**Written exercise:**
Take the material below and write it all out again exactly.

[Begin]

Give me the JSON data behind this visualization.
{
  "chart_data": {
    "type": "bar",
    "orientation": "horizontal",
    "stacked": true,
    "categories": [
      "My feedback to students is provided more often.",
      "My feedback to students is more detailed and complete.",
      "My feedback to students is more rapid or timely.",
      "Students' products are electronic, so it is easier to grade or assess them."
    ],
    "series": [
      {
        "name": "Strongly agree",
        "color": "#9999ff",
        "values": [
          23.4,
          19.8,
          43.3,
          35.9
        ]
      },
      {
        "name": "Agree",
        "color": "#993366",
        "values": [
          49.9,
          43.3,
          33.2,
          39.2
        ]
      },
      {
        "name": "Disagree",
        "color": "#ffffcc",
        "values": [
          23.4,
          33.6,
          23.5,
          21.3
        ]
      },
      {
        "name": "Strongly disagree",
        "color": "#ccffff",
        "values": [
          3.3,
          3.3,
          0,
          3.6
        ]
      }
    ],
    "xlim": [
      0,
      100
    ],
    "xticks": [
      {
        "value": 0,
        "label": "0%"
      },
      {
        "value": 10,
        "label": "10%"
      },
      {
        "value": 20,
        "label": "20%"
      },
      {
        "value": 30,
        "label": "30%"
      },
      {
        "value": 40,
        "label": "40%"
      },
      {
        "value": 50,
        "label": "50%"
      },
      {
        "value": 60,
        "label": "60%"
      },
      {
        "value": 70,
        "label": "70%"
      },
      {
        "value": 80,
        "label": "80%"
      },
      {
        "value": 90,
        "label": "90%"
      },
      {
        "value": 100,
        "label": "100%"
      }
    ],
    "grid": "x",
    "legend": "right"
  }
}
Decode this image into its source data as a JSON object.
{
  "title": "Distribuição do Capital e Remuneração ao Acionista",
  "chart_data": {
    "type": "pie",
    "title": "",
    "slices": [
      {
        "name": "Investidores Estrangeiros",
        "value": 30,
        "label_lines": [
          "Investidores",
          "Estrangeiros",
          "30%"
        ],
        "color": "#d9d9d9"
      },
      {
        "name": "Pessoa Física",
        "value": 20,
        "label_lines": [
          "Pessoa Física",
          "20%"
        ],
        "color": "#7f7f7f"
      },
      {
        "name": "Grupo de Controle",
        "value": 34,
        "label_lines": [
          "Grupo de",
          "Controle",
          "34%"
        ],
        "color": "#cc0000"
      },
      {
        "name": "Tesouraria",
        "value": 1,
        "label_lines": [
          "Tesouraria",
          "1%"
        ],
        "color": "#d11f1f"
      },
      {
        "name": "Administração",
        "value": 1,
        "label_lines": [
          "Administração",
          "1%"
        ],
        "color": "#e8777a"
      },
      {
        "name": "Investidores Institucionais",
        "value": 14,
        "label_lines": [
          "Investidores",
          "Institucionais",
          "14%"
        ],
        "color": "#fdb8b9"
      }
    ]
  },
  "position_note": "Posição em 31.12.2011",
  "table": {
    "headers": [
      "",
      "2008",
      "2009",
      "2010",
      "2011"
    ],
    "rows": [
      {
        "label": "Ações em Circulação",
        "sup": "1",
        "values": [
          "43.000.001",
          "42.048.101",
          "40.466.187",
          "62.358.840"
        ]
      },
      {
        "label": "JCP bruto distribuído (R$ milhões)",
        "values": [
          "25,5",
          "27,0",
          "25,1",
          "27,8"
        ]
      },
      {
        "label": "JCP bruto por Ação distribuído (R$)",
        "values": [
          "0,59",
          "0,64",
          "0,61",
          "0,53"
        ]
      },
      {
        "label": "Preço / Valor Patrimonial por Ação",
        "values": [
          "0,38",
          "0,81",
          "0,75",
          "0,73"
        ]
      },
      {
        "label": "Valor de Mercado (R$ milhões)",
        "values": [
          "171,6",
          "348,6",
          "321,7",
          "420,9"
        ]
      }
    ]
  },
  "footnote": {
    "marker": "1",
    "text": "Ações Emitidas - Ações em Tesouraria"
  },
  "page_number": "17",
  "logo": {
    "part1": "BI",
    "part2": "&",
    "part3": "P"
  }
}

[End]

**Output of the exercise:**
Give me the JSON data behind this visualization.
{
  "chart_data": {
    "type": "bar",
    "orientation": "horizontal",
    "stacked": true,
    "categories": [
      "My feedback to students is provided more often.",
      "My feedback to students is more detailed and complete.",
      "My feedback to students is more rapid or timely.",
      "Students' products are electronic, so it is easier to grade or assess them."
    ],
    "series": [
      {
        "name": "Strongly agree",
        "color": "#9999ff",
        "values": [
          23.4,
          19.8,
          43.3,
          35.9
        ]
      },
      {
        "name": "Agree",
        "color": "#993366",
        "values": [
          49.9,
          43.3,
          33.2,
          39.2
        ]
      },
      {
        "name": "Disagree",
        "color": "#ffffcc",
        "values": [
          23.4,
          33.6,
          23.5,
          21.3
        ]
      },
      {
        "name": "Strongly disagree",
        "color": "#ccffff",
        "values": [
          3.3,
          3.3,
          0,
          3.6
        ]
      }
    ],
    "xlim": [
      0,
      100
    ],
    "xticks": [
      {
        "value": 0,
        "label": "0%"
      },
      {
        "value": 10,
        "label": "10%"
      },
      {
        "value": 20,
        "label": "20%"
      },
      {
        "value": 30,
        "label": "30%"
      },
      {
        "value": 40,
        "label": "40%"
      },
      {
        "value": 50,
        "label": "50%"
      },
      {
        "value": 60,
        "label": "60%"
      },
      {
        "value": 70,
        "label": "70%"
      },
      {
        "value": 80,
        "label": "80%"
      },
      {
        "value": 90,
        "label": "90%"
      },
      {
        "value": 100,
        "label": "100%"
      }
    ],
    "grid": "x",
    "legend": "right"
  }
}
Decode this image into its source data as a JSON object.
{
  "title": "Distribuição do Capital e Remuneração ao Acionista",
  "chart_data": {
    "type": "pie",
    "title": "",
    "slices": [
      {
        "name": "Investidores Estrangeiros",
        "value": 30,
        "label_lines": [
          "Investidores",
          "Estrangeiros",
          "30%"
        ],
        "color": "#d9d9d9"
      },
      {
        "name": "Pessoa Física",
        "value": 20,
        "label_lines": [
          "Pessoa Física",
          "20%"
        ],
        "color": "#7f7f7f"
      },
      {
        "name": "Grupo de Controle",
        "value": 34,
        "label_lines": [
          "Grupo de",
          "Controle",
          "34%"
        ],
        "color": "#cc0000"
      },
      {
        "name": "Tesouraria",
        "value": 1,
        "label_lines": [
          "Tesouraria",
          "1%"
        ],
        "color": "#d11f1f"
      },
      {
        "name": "Administração",
        "value": 1,
        "label_lines": [
          "Administração",
          "1%"
        ],
        "color": "#e8777a"
      },
      {
        "name": "Investidores Institucionais",
        "value": 14,
        "label_lines": [
          "Investidores",
          "Institucionais",
          "14%"
        ],
        "color": "#fdb8b9"
      }
    ]
  },
  "position_note": "Posição em 31.12.2011",
  "table": {
    "headers": [
      "",
      "2008",
      "2009",
      "2010",
      "2011"
    ],
    "rows": [
      {
        "label": "Ações em Circulação",
        "sup": "1",
        "values": [
          "43.000.001",
          "42.048.101",
          "40.466.187",
          "62.358.840"
        ]
      },
      {
        "label": "JCP bruto distribuído (R$ milhões)",
        "values": [
          "25,5",
          "27,0",
          "25,1",
          "27,8"
        ]
      },
      {
        "label": "JCP bruto por Ação distribuído (R$)",
        "values": [
          "0,59",
          "0,64",
          "0,61",
          "0,53"
        ]
      },
      {
        "label": "Preço / Valor Patrimonial por Ação",
        "values": [
          "0,38",
          "0,81",
          "0,75",
          "0,73"
        ]
      },
      {
        "label": "Valor de Mercado (R$ milhões)",
        "values": [
          "171,6",
          "348,6",
          "321,7",
          "420,9"
        ]
      }
    ]
  },
  "footnote": {
    "marker": "1",
    "text": "Ações Emitidas - Ações em Tesouraria"
  },
  "page_number": "17",
  "logo": {
    "part1": "BI",
    "part2": "&",
    "part3": "P"
  }
}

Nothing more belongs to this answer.